===== PROVIDED ENTRIES =====

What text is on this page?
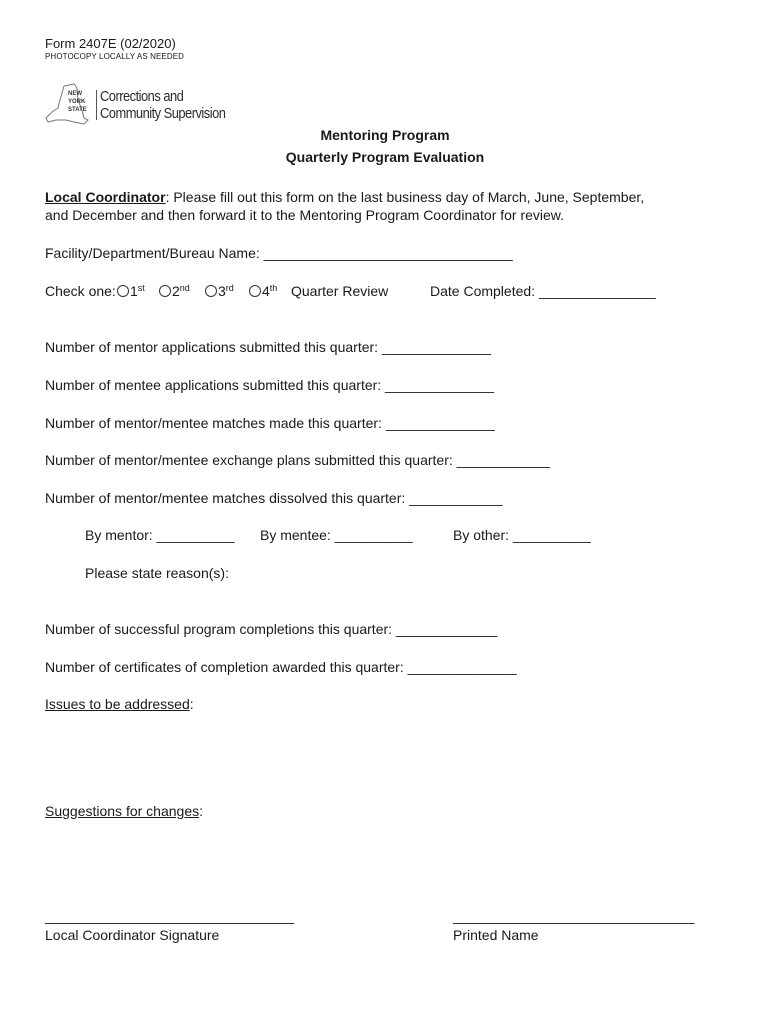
Form 2407E (02/2020)
PHOTOCOPY LOCALLY AS NEEDED
NEW
YORK
STATE
Corrections and
Community Supervision
Mentoring Program
Quarterly Program Evaluation
Local Coordinator: Please fill out this form on the last business day of March, June, September,
and December and then forward it to the Mentoring Program Coordinator for review.
Facility/Department/Bureau Name: ________________________________
Check one:	1st	2nd	3rd	4th Quarter Review	Date Completed: _______________
Number of mentor applications submitted this quarter: ______________
Number of mentee applications submitted this quarter: ______________
Number of mentor/mentee matches made this quarter: ______________
Number of mentor/mentee exchange plans submitted this quarter: ____________
Number of mentor/mentee matches dissolved this quarter: ____________
By mentor: __________ By mentee: __________	By other: __________
Please state reason(s):
Number of successful program completions this quarter: _____________
Number of certificates of completion awarded this quarter: ______________
Issues to be addressed:
Suggestions for changes:
________________________________
Local Coordinator Signature
_______________________________
Printed Name
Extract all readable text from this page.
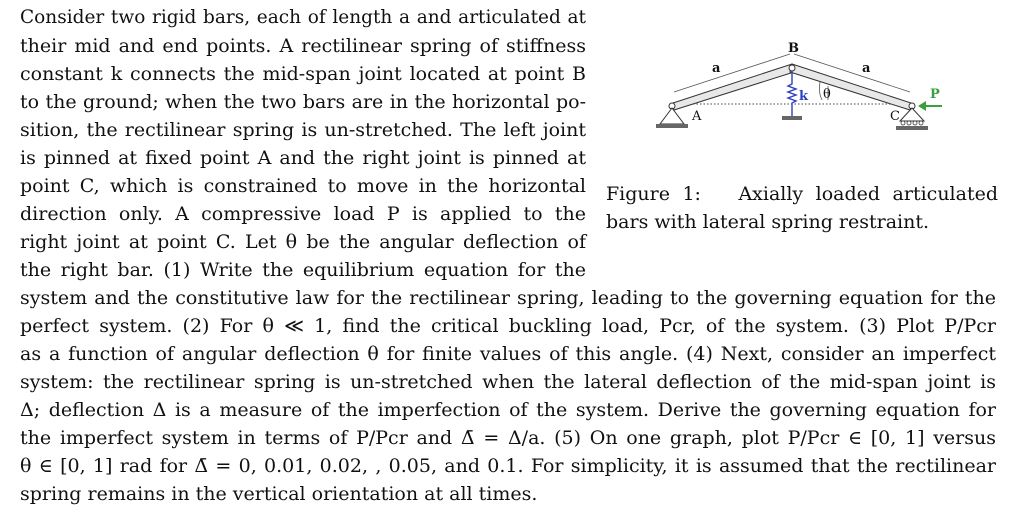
A
B
C
a	a
k θ	P
Figure 1: Axially loaded articulated
bars with lateral spring restraint.
Consider two rigid bars, each of length a and articulated at
their mid and end points. A rectilinear spring of stiffness
constant k connects the mid-span joint located at point B
to the ground; when the two bars are in the horizontal po-
sition, the rectilinear spring is un-stretched. The left joint
is pinned at fixed point A and the right joint is pinned at
point C, which is constrained to move in the horizontal
direction only. A compressive load P is applied to the
right joint at point C. Let θ be the angular deflection of
the right bar. (1) Write the equilibrium equation for the
system and the constitutive law for the rectilinear spring, leading to the governing equation for the
perfect system. (2) For θ ≪ 1, find the critical buckling load, Pcr, of the system. (3) Plot P/Pcr
as a function of angular deflection θ for finite values of this angle. (4) Next, consider an imperfect
system: the rectilinear spring is un-stretched when the lateral deflection of the mid-span joint is
Δ; deflection Δ is a measure of the imperfection of the system. Derive the governing equation for
the imperfect system in terms of P/Pcr and Δ̄ = Δ/a. (5) On one graph, plot P/Pcr ∈ [0, 1] versus
θ ∈ [0, 1] rad for Δ̄ = 0, 0.01, 0.02, , 0.05, and 0.1. For simplicity, it is assumed that the rectilinear
spring remains in the vertical orientation at all times.
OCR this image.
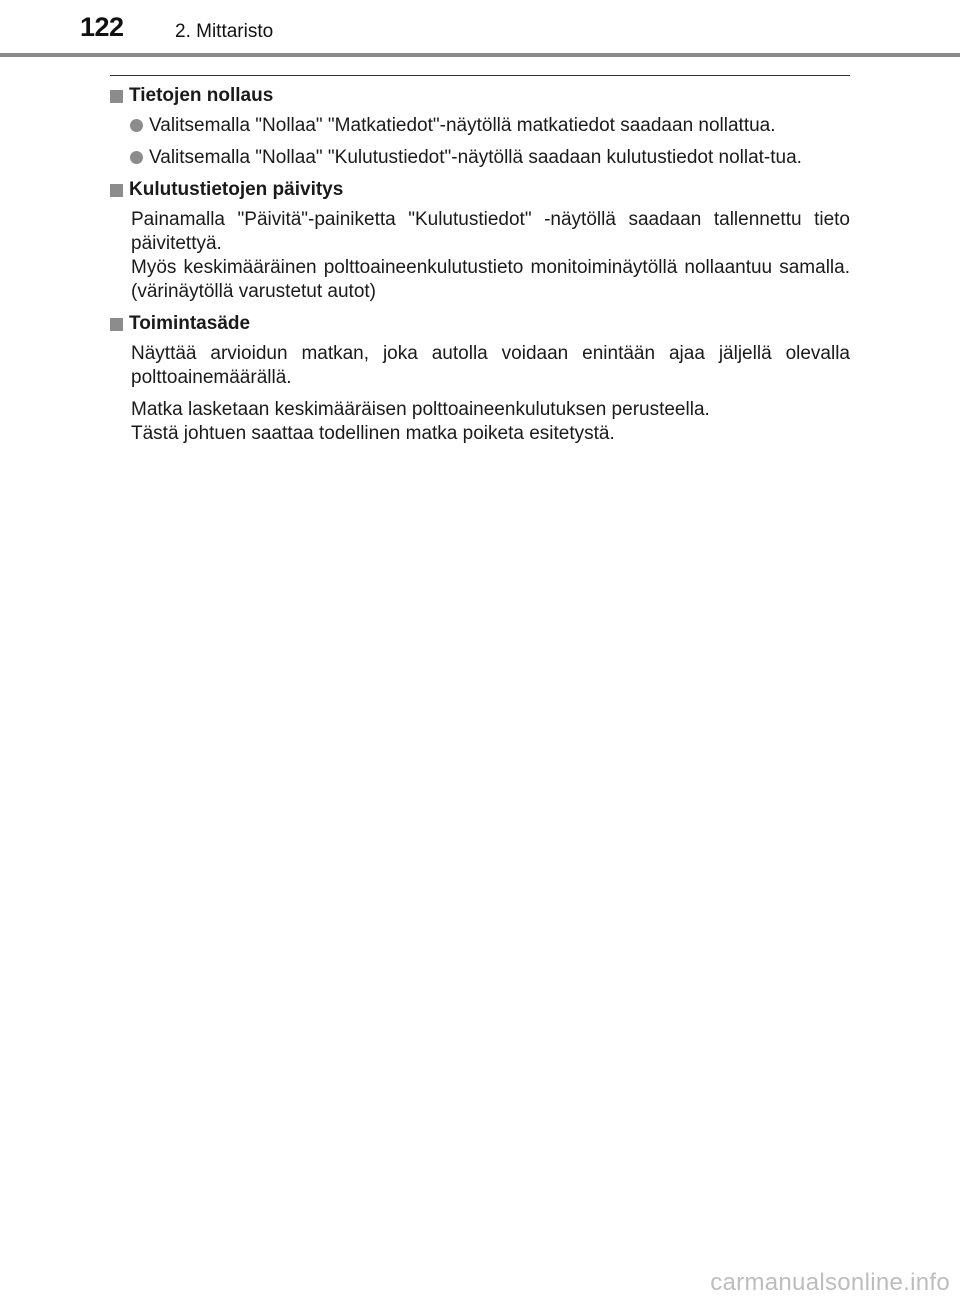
122	2. Mittaristo
Tietojen nollaus
Valitsemalla "Nollaa" "Matkatiedot"-näytöllä matkatiedot saadaan nollattua.
Valitsemalla "Nollaa" "Kulutustiedot"-näytöllä saadaan kulutustiedot nollat-tua.
Kulutustietojen päivitys
Painamalla "Päivitä"-painiketta "Kulutustiedot" -näytöllä saadaan tallennettu tieto päivitettyä.
Myös keskimääräinen polttoaineenkulutustieto monitoiminäytöllä nollaantuu samalla. (värinäytöllä varustetut autot)
Toimintasäde
Näyttää arvioidun matkan, joka autolla voidaan enintään ajaa jäljellä olevalla polttoainemäärällä.
Matka lasketaan keskimääräisen polttoaineenkulutuksen perusteella.
Tästä johtuen saattaa todellinen matka poiketa esitetystä.
carmanualsonline.info
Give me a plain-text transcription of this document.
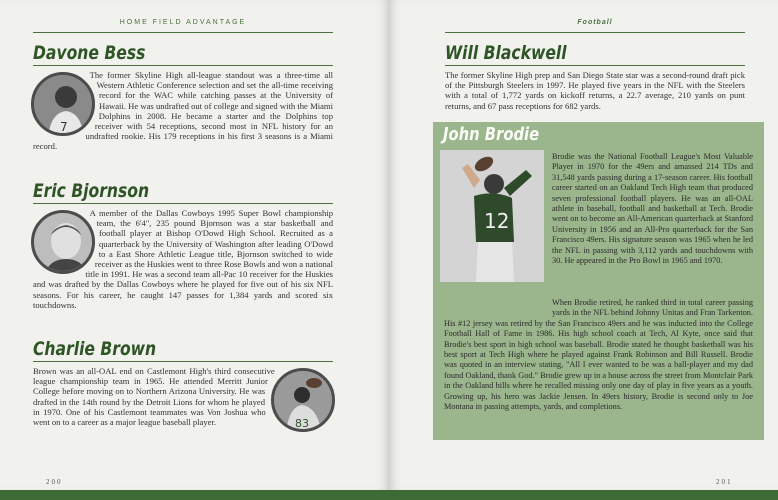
HOME FIELD ADVANTAGE	Football
Davone Bess
7
The former Skyline High all-league standout was a three-time all Western Athletic Conference selection and set the all-time receiving record for the WAC while catching passes at the University of Hawaii. He was undrafted out of college and signed with the Miami Dolphins in 2008. He became a starter and the Dolphins top receiver with 54 receptions, second most in NFL history for an undrafted rookie. His 179 receptions in his first 3 seasons is a Miami record.
Eric Bjornson
A member of the Dallas Cowboys 1995 Super Bowl championship team, the 6'4", 235 pound Bjornson was a star basketball and football player at Bishop O'Dowd High School. Recruited as a quarterback by the University of Washington after leading O'Dowd to a East Shore Athletic League title, Bjornson switched to wide receiver as the Huskies went to three Rose Bowls and won a national title in 1991. He was a second team all-Pac 10 receiver for the Huskies and was drafted by the Dallas Cowboys where he played for five out of his six NFL seasons. For his career, he caught 147 passes for 1,384 yards and scored six touchdowns.
Charlie Brown
83
Brown was an all-OAL end on Castlemont High's third consecutive league championship team in 1965. He attended Merritt Junior College before moving on to Northern Arizona University. He was drafted in the 14th round by the Detroit Lions for whom he played in 1970. One of his Castlemont teammates was Von Joshua who went on to a career as a major league baseball player.
Will Blackwell
The former Skyline High prep and San Diego State star was a second-round draft pick of the Pittsburgh Steelers in 1997. He played five years in the NFL with the Steelers with a total of 1,772 yards on kickoff returns, a 22.7 average, 210 yards on punt returns, and 67 pass receptions for 682 yards.
John Brodie
12
Brodie was the National Football League's Most Valuable Player in 1970 for the 49ers and amassed 214 TDs and 31,548 yards passing during a 17-season career. His football career started on an Oakland Tech High team that produced seven professional football players. He was an all-OAL athlete in baseball, football and basketball at Tech. Brodie went on to become an All-American quarterback at Stanford University in 1956 and an All-Pro quarterback for the San Francisco 49ers. His signature season was 1965 when he led the NFL in passing with 3,112 yards and touchdowns with 30. He appeared in the Pro Bowl in 1965 and 1970.
When Brodie retired, he ranked third in total career passing yards in the NFL behind Johnny Unitas and Fran Tarkenton. His #12 jersey was retired by the San Francisco 49ers and he was inducted into the College Football Hall of Fame in 1986. His high school coach at Tech, Al Kyte, once said that Brodie's best sport in high school was baseball. Brodie stated he thought basketball was his best sport at Tech High where he played against Frank Robinson and Bill Russell. Brodie was quoted in an interview stating, "All I ever wanted to be was a ball-player and my dad found Oakland, thank God." Brodie grew up in a house across the street from Montclair Park in the Oakland hills where he recalled missing only one day of play in five years as a youth. Growing up, his hero was Jackie Jensen. In 49ers history, Brodie is second only to Joe Montana in passing attempts, yards, and completions.
200	201
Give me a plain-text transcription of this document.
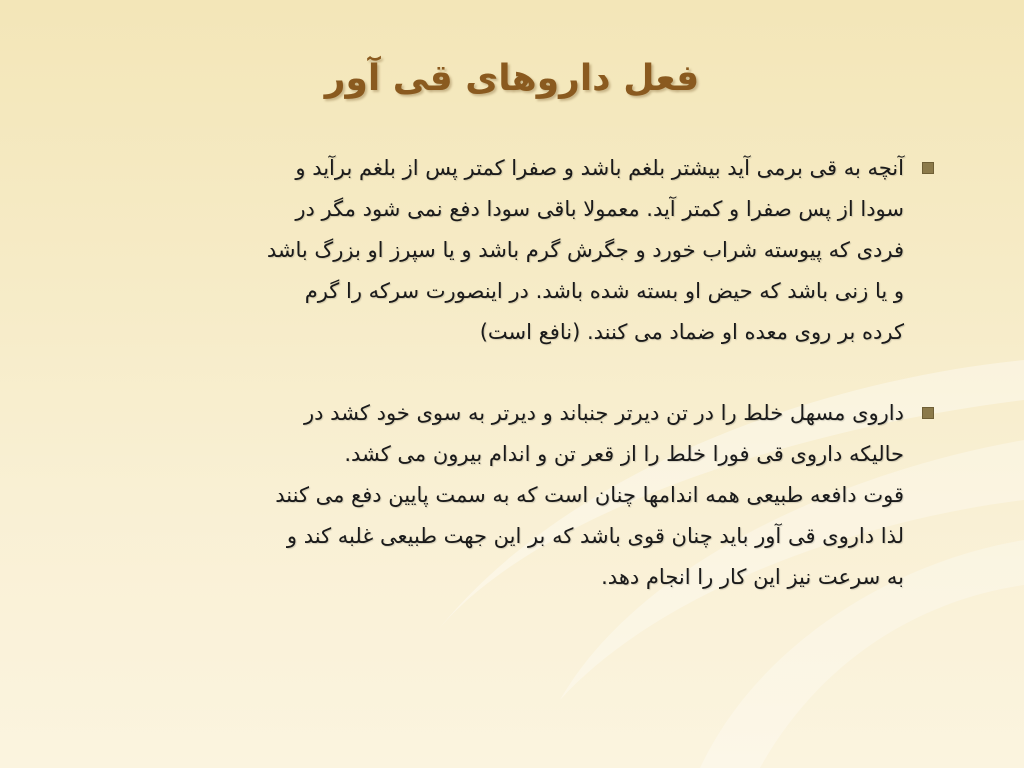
فعل داروهای قی آور
آنچه به قی برمی آید بیشتر بلغم باشد و صفرا کمتر پس از بلغم برآید و
سودا از پس صفرا و کمتر آید. معمولا باقی سودا دفع نمی شود مگر در
فردی که پیوسته شراب خورد و جگرش گرم باشد و یا سپرز او بزرگ باشد
و یا زنی باشد که حیض او بسته شده باشد. در اینصورت سرکه را گرم
کرده بر روی معده او ضماد می کنند. (نافع است)
داروی مسهل خلط را در تن دیرتر جنباند و دیرتر به سوی خود کشد در
حالیکه داروی قی فورا خلط را از قعر تن و اندام بیرون می کشد.
قوت دافعه طبیعی همه اندامها چنان است که به سمت پایین دفع می کنند
لذا داروی قی آور باید چنان قوی باشد که بر این جهت طبیعی غلبه کند و
به سرعت نیز این کار را انجام دهد.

=====

EXERCISE AIM
Which lines of the data above contain "text"? Copy each one.

RESULT
What text is on this page?
Extract all readable text from this page.
Give me a plain-text transcription of this document.
Give me a plain-text transcription of this document.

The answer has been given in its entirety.